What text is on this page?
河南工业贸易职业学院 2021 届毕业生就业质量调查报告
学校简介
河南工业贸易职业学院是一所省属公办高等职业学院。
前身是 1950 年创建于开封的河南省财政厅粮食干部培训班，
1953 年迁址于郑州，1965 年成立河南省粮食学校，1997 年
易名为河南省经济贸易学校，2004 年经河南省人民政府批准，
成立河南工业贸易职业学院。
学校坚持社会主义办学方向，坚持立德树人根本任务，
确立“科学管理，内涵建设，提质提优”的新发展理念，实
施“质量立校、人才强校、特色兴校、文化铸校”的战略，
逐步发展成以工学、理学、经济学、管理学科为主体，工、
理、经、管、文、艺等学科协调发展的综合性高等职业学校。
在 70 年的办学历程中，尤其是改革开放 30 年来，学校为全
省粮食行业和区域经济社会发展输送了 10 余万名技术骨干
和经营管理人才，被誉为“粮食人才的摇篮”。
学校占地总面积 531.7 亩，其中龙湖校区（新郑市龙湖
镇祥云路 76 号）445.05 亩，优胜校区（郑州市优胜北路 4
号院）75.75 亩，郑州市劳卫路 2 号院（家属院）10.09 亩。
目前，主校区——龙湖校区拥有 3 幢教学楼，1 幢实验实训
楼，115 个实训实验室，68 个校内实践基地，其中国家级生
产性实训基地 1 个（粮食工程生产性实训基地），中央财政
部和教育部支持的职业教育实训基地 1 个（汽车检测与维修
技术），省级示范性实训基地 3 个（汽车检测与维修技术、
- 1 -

• • • • • • •

▶ _SHORT TASK_: Exactly as written, please output every entry.

▶ _PROBLEM SOLUTION_:
What text is on this page?
河南工业贸易职业学院 2021 届毕业生就业质量调查报告
学校简介
河南工业贸易职业学院是一所省属公办高等职业学院。
前身是 1950 年创建于开封的河南省财政厅粮食干部培训班，
1953 年迁址于郑州，1965 年成立河南省粮食学校，1997 年
易名为河南省经济贸易学校，2004 年经河南省人民政府批准，
成立河南工业贸易职业学院。
学校坚持社会主义办学方向，坚持立德树人根本任务，
确立“科学管理，内涵建设，提质提优”的新发展理念，实
施“质量立校、人才强校、特色兴校、文化铸校”的战略，
逐步发展成以工学、理学、经济学、管理学科为主体，工、
理、经、管、文、艺等学科协调发展的综合性高等职业学校。
在 70 年的办学历程中，尤其是改革开放 30 年来，学校为全
省粮食行业和区域经济社会发展输送了 10 余万名技术骨干
和经营管理人才，被誉为“粮食人才的摇篮”。
学校占地总面积 531.7 亩，其中龙湖校区（新郑市龙湖
镇祥云路 76 号）445.05 亩，优胜校区（郑州市优胜北路 4
号院）75.75 亩，郑州市劳卫路 2 号院（家属院）10.09 亩。
目前，主校区——龙湖校区拥有 3 幢教学楼，1 幢实验实训
楼，115 个实训实验室，68 个校内实践基地，其中国家级生
产性实训基地 1 个（粮食工程生产性实训基地），中央财政
部和教育部支持的职业教育实训基地 1 个（汽车检测与维修
技术），省级示范性实训基地 3 个（汽车检测与维修技术、
- 1 -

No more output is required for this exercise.